# 抜粋本文
☆ ☆ ☆ ☆ ☆

THE BIG PICTURE
EUR/USD
- 量的緩和の縮小は完全に織り込み済み:火曜日の欧州時間の午前中、量的緩和の縮小が近いと示唆したFRBの二人の高官による発言にも拘わらず、USDはG10通貨に対して全般的に下落した。セントルイス連銀総裁のジェイムス・ブラード氏は、小幅な縮小が来週の会議で決定される可能性があるとする一方、ダラス連銀総裁のリチャード・フィッシャー氏は、中央銀行は債券買入の縮小を「できるだけ早い機会を捉えて」開始すべきであるとした。リッチモンド連銀総裁のジェフリー・ラッカー氏は、別に、この問題は来週の会議で議論になるだろうと述べているが、どのように議論が進行すると考えているかということについては言及しなかった。それにも拘わらず、長期のFFレート先物は変わらず、10年物債券利回りは1bpの下落で、市場の認識の変化を示唆することはなかった。昨日の動きは、市場が非農業部門雇用者数の後に発したメッセージを裏づけている。すなわち、量的緩和の縮小は既に織り込み済みで、最終的にそれが始まるときにはそれほどのインパクトはないだろう。USDは昨晩、大半の新興市場通貨に対しても、G10通貨に対しても下落し、それらの通貨は、量的緩和の縮小が不可避であることにある程度慣らされてしまっている可能性があることを示唆した。
- USDは対SEKと対JPYで上昇し、対NOK、CHF、EURで下落した。GBPは、この24時間では、最高のパフォーマンスを示した通貨となったが、その根拠はあまり明確ではない。その一方で、イングランド銀行総裁のカーニー氏は、彼の通常の発言を繰り返し、早期の金融引締めに対する警告を発し、「供給が回復途上にある需要に反応すれば、失業率の低下はそうでない場合に比べ鈍化し、我々が金融政策のスタンスを再評価する時点は後ろ倒しとなるだろう」と述べた。また、昨晩は、11月の英国王立公認測量士学会(RICS)の住宅価格指数が、57%から58%にまで上昇し、2002年6月以来の最高水準となったが、これは市場の予想である60%を下回っている上、GBPの急騰の2時間前に発表されたものである。GBPの好調なパフォーマンスは、堅調なファンダメンタルに基づくもので、テクニカルピクチャーも強気の様相であることから、GBPは当面引き続き上昇する可能性があると考えられる。

☆ ☆ ☆ ☆ ☆

# 提示項目

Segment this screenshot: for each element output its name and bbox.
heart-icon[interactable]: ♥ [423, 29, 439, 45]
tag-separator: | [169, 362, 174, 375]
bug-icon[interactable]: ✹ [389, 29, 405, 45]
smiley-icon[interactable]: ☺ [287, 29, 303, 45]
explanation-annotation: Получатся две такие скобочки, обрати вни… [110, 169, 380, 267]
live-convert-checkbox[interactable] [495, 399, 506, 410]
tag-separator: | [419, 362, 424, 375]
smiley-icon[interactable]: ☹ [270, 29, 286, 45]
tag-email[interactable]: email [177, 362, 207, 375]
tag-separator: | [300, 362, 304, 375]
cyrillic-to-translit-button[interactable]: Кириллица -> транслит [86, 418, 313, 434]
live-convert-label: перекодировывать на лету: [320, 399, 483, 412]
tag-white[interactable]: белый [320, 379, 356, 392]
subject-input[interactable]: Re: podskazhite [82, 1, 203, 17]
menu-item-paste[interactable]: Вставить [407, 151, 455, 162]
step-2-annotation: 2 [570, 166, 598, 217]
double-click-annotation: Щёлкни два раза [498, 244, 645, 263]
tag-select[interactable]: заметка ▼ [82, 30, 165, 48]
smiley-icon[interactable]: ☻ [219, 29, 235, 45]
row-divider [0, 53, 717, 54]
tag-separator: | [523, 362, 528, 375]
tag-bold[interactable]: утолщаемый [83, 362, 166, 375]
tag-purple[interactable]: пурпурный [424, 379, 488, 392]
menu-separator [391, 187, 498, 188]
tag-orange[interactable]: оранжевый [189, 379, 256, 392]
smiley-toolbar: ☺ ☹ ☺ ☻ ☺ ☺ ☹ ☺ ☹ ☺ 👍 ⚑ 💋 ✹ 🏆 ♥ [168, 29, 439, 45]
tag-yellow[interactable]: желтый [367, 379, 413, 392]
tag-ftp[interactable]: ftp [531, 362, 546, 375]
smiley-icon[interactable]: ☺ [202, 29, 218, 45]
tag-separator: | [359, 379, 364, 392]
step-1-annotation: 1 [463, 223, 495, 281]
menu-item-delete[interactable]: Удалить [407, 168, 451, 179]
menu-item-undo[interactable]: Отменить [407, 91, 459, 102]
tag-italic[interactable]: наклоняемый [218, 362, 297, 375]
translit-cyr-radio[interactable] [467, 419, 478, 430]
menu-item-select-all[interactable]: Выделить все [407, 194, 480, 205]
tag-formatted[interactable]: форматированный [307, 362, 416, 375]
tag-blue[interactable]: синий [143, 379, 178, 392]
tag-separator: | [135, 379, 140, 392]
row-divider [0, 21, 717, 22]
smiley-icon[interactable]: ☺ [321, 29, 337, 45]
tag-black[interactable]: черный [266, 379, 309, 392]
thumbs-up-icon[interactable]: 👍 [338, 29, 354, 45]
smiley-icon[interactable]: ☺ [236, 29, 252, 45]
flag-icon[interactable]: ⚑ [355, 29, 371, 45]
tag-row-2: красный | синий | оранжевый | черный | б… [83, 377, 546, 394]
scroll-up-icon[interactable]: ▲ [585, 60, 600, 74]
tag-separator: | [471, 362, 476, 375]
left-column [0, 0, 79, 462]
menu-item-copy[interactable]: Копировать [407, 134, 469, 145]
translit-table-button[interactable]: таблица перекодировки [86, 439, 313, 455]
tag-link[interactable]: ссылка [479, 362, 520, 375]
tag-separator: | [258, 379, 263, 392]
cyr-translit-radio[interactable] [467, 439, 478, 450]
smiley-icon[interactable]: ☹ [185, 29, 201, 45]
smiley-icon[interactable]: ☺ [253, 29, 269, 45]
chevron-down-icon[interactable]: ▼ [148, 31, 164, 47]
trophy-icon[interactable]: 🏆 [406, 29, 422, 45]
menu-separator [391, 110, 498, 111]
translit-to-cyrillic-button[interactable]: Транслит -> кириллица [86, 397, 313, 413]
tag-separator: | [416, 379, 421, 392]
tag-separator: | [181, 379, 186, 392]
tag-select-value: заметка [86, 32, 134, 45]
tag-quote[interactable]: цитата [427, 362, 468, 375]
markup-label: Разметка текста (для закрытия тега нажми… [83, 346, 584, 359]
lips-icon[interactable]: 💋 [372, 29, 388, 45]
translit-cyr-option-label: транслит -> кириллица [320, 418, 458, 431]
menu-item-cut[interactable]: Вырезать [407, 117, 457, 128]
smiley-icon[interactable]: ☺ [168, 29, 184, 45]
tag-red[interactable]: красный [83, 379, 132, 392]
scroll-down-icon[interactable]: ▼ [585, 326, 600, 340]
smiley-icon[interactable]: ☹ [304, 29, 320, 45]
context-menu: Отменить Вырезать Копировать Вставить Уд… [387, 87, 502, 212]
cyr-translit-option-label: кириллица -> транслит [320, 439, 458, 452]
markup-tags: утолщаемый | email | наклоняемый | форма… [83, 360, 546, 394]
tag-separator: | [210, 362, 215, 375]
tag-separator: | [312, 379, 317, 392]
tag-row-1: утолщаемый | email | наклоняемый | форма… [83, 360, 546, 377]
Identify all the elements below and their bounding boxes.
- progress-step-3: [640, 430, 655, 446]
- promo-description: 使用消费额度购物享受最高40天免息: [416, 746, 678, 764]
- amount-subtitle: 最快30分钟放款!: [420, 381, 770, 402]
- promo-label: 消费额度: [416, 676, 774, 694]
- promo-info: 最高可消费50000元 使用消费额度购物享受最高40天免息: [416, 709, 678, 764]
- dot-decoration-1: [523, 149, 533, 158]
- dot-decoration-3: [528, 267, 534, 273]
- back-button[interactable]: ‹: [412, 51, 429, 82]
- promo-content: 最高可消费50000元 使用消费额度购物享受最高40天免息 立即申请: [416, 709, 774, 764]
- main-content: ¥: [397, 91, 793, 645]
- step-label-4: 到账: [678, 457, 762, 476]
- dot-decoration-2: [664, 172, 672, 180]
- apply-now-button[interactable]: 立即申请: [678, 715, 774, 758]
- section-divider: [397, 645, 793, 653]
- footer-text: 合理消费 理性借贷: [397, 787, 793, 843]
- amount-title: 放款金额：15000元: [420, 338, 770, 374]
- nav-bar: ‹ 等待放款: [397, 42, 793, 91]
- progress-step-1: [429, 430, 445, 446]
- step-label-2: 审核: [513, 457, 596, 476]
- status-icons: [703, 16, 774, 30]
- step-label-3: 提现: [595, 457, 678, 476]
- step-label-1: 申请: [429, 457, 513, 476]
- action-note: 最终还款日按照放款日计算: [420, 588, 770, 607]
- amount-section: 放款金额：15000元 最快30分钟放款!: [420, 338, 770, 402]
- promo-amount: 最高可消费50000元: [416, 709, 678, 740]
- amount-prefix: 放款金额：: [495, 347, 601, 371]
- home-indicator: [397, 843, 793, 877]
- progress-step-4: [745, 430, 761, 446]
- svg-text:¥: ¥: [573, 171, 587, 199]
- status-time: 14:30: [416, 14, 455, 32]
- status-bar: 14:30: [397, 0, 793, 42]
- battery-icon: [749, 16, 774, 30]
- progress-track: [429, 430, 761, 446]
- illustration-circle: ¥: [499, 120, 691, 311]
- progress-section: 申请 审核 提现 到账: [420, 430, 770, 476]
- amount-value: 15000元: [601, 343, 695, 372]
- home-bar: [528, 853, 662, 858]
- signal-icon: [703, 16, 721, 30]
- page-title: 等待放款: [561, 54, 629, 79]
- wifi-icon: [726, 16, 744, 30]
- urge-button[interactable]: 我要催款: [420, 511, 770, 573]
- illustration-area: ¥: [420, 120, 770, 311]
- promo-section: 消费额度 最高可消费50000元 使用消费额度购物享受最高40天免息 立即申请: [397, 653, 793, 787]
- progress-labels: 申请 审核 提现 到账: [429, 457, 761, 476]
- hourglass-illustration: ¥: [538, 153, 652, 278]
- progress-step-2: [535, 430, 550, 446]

☆ ☆ ☆ ☆ ☆

# 練習問題
a - 為替市況の記事によると、11月の英国王立公認測量士学会(RICS)の住宅価格指数は何%から何%に上昇しましたか。
b - 為替市況の記事のうち、「- USDは対SEKと対JP」から「る可能性があると考えられる。」までの部分を、両端を含めて書き写してください。
上記の項目は、記事とは別の出典から採られたものです。

# 解答
a - 57%から58%に上昇しました。

b -
- USDは対SEKと対JPYで上昇し、対NOK、CHF、EURで下落した。GBPは、この24時間では、最高のパフォーマンスを示した通貨となったが、その根拠はあまり明確ではない。その一方で、イングランド銀行総裁のカーニー氏は、彼の通常の発言を繰り返し、早期の金融引締めに対する警告を発し、「供給が回復途上にある需要に反応すれば、失業率の低下はそうでない場合に比べ鈍化し、我々が金融政策のスタンスを再評価する時点は後ろ倒しとなるだろう」と述べた。また、昨晩は、11月の英国王立公認測量士学会(RICS)の住宅価格指数が、57%から58%にまで上昇し、2002年6月以来の最高水準となったが、これは市場の予想である60%を下回っている上、GBPの急騰の2時間前に発表されたものである。GBPの好調なパフォーマンスは、堅調なファンダメンタルに基づくもので、テクニカルピクチャーも強気の様相であることから、GBPは当面引き続き上昇する可能性があると考えられる。